▶ **Material provided**
--- Start ---
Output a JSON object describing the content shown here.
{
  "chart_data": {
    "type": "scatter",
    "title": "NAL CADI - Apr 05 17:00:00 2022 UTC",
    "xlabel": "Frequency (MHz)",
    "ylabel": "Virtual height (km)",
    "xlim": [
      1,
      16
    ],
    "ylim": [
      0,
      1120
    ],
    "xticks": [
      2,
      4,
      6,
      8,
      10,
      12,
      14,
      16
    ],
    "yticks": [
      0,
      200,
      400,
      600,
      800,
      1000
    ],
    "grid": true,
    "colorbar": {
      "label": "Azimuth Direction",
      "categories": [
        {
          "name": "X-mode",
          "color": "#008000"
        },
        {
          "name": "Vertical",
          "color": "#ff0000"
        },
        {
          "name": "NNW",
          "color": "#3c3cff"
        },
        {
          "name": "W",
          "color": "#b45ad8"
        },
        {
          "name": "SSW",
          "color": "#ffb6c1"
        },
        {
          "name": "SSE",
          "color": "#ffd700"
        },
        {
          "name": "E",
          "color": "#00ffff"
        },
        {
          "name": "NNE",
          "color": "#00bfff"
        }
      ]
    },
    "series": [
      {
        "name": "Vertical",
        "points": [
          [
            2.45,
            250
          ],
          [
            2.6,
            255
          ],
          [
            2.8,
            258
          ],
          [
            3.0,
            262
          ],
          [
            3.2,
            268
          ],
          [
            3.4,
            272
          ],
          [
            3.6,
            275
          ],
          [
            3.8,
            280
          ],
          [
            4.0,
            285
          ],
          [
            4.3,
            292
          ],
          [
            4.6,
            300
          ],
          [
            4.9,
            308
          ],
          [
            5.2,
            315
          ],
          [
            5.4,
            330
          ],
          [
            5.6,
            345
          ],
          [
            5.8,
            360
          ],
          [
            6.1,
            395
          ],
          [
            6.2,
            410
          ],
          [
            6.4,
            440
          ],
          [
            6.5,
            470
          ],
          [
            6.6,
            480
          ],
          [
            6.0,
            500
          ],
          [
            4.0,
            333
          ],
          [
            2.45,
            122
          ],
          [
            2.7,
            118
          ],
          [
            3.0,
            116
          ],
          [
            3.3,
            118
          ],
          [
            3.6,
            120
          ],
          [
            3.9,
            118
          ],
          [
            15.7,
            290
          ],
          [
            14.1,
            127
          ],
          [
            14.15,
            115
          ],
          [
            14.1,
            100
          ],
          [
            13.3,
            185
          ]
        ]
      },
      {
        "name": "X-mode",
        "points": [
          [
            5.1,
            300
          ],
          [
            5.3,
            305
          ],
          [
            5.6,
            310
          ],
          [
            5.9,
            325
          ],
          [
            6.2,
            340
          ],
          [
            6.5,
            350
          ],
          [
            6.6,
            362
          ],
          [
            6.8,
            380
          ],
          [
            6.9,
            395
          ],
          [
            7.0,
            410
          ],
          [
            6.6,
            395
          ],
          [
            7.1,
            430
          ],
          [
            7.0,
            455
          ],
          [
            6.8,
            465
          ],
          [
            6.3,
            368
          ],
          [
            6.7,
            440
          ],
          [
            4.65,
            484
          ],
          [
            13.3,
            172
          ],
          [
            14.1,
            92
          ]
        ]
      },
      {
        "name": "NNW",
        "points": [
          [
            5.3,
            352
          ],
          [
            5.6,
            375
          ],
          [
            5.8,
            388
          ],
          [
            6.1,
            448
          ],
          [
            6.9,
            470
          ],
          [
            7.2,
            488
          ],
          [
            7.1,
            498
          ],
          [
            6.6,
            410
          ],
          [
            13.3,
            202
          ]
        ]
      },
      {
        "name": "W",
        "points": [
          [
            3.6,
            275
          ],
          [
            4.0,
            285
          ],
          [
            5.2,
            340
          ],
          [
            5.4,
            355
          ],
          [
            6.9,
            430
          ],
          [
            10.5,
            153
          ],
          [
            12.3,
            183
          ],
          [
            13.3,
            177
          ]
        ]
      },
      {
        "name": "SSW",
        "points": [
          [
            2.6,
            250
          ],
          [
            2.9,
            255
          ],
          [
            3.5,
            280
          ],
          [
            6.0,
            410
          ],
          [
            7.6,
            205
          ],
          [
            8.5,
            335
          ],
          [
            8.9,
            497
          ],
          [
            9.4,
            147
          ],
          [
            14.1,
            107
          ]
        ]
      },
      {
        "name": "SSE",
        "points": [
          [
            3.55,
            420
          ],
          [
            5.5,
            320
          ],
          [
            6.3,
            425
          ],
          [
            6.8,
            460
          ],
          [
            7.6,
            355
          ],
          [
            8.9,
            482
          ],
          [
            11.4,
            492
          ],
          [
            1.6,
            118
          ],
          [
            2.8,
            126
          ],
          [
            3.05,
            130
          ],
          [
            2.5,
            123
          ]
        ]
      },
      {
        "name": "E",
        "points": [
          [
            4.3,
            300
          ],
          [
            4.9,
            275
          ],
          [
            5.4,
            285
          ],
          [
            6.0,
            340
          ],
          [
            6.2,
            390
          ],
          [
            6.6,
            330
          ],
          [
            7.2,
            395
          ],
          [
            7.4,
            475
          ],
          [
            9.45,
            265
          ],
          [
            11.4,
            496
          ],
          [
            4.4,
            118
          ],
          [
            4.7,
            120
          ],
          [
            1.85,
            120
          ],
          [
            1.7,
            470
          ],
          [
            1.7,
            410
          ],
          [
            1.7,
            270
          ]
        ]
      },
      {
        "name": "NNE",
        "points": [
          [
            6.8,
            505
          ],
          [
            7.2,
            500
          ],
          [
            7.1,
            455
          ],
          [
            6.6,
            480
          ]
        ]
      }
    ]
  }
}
--- End ---
Each record above should be restated word for word.

▶ **Exercise result**
Output a JSON object describing the content shown here.
{
  "chart_data": {
    "type": "scatter",
    "title": "NAL CADI - Apr 05 17:00:00 2022 UTC",
    "xlabel": "Frequency (MHz)",
    "ylabel": "Virtual height (km)",
    "xlim": [
      1,
      16
    ],
    "ylim": [
      0,
      1120
    ],
    "xticks": [
      2,
      4,
      6,
      8,
      10,
      12,
      14,
      16
    ],
    "yticks": [
      0,
      200,
      400,
      600,
      800,
      1000
    ],
    "grid": true,
    "colorbar": {
      "label": "Azimuth Direction",
      "categories": [
        {
          "name": "X-mode",
          "color": "#008000"
        },
        {
          "name": "Vertical",
          "color": "#ff0000"
        },
        {
          "name": "NNW",
          "color": "#3c3cff"
        },
        {
          "name": "W",
          "color": "#b45ad8"
        },
        {
          "name": "SSW",
          "color": "#ffb6c1"
        },
        {
          "name": "SSE",
          "color": "#ffd700"
        },
        {
          "name": "E",
          "color": "#00ffff"
        },
        {
          "name": "NNE",
          "color": "#00bfff"
        }
      ]
    },
    "series": [
      {
        "name": "Vertical",
        "points": [
          [
            2.45,
            250
          ],
          [
            2.6,
            255
          ],
          [
            2.8,
            258
          ],
          [
            3.0,
            262
          ],
          [
            3.2,
            268
          ],
          [
            3.4,
            272
          ],
          [
            3.6,
            275
          ],
          [
            3.8,
            280
          ],
          [
            4.0,
            285
          ],
          [
            4.3,
            292
          ],
          [
            4.6,
            300
          ],
          [
            4.9,
            308
          ],
          [
            5.2,
            315
          ],
          [
            5.4,
            330
          ],
          [
            5.6,
            345
          ],
          [
            5.8,
            360
          ],
          [
            6.1,
            395
          ],
          [
            6.2,
            410
          ],
          [
            6.4,
            440
          ],
          [
            6.5,
            470
          ],
          [
            6.6,
            480
          ],
          [
            6.0,
            500
          ],
          [
            4.0,
            333
          ],
          [
            2.45,
            122
          ],
          [
            2.7,
            118
          ],
          [
            3.0,
            116
          ],
          [
            3.3,
            118
          ],
          [
            3.6,
            120
          ],
          [
            3.9,
            118
          ],
          [
            15.7,
            290
          ],
          [
            14.1,
            127
          ],
          [
            14.15,
            115
          ],
          [
            14.1,
            100
          ],
          [
            13.3,
            185
          ]
        ]
      },
      {
        "name": "X-mode",
        "points": [
          [
            5.1,
            300
          ],
          [
            5.3,
            305
          ],
          [
            5.6,
            310
          ],
          [
            5.9,
            325
          ],
          [
            6.2,
            340
          ],
          [
            6.5,
            350
          ],
          [
            6.6,
            362
          ],
          [
            6.8,
            380
          ],
          [
            6.9,
            395
          ],
          [
            7.0,
            410
          ],
          [
            6.6,
            395
          ],
          [
            7.1,
            430
          ],
          [
            7.0,
            455
          ],
          [
            6.8,
            465
          ],
          [
            6.3,
            368
          ],
          [
            6.7,
            440
          ],
          [
            4.65,
            484
          ],
          [
            13.3,
            172
          ],
          [
            14.1,
            92
          ]
        ]
      },
      {
        "name": "NNW",
        "points": [
          [
            5.3,
            352
          ],
          [
            5.6,
            375
          ],
          [
            5.8,
            388
          ],
          [
            6.1,
            448
          ],
          [
            6.9,
            470
          ],
          [
            7.2,
            488
          ],
          [
            7.1,
            498
          ],
          [
            6.6,
            410
          ],
          [
            13.3,
            202
          ]
        ]
      },
      {
        "name": "W",
        "points": [
          [
            3.6,
            275
          ],
          [
            4.0,
            285
          ],
          [
            5.2,
            340
          ],
          [
            5.4,
            355
          ],
          [
            6.9,
            430
          ],
          [
            10.5,
            153
          ],
          [
            12.3,
            183
          ],
          [
            13.3,
            177
          ]
        ]
      },
      {
        "name": "SSW",
        "points": [
          [
            2.6,
            250
          ],
          [
            2.9,
            255
          ],
          [
            3.5,
            280
          ],
          [
            6.0,
            410
          ],
          [
            7.6,
            205
          ],
          [
            8.5,
            335
          ],
          [
            8.9,
            497
          ],
          [
            9.4,
            147
          ],
          [
            14.1,
            107
          ]
        ]
      },
      {
        "name": "SSE",
        "points": [
          [
            3.55,
            420
          ],
          [
            5.5,
            320
          ],
          [
            6.3,
            425
          ],
          [
            6.8,
            460
          ],
          [
            7.6,
            355
          ],
          [
            8.9,
            482
          ],
          [
            11.4,
            492
          ],
          [
            1.6,
            118
          ],
          [
            2.8,
            126
          ],
          [
            3.05,
            130
          ],
          [
            2.5,
            123
          ]
        ]
      },
      {
        "name": "E",
        "points": [
          [
            4.3,
            300
          ],
          [
            4.9,
            275
          ],
          [
            5.4,
            285
          ],
          [
            6.0,
            340
          ],
          [
            6.2,
            390
          ],
          [
            6.6,
            330
          ],
          [
            7.2,
            395
          ],
          [
            7.4,
            475
          ],
          [
            9.45,
            265
          ],
          [
            11.4,
            496
          ],
          [
            4.4,
            118
          ],
          [
            4.7,
            120
          ],
          [
            1.85,
            120
          ],
          [
            1.7,
            470
          ],
          [
            1.7,
            410
          ],
          [
            1.7,
            270
          ]
        ]
      },
      {
        "name": "NNE",
        "points": [
          [
            6.8,
            505
          ],
          [
            7.2,
            500
          ],
          [
            7.1,
            455
          ],
          [
            6.6,
            480
          ]
        ]
      }
    ]
  }
}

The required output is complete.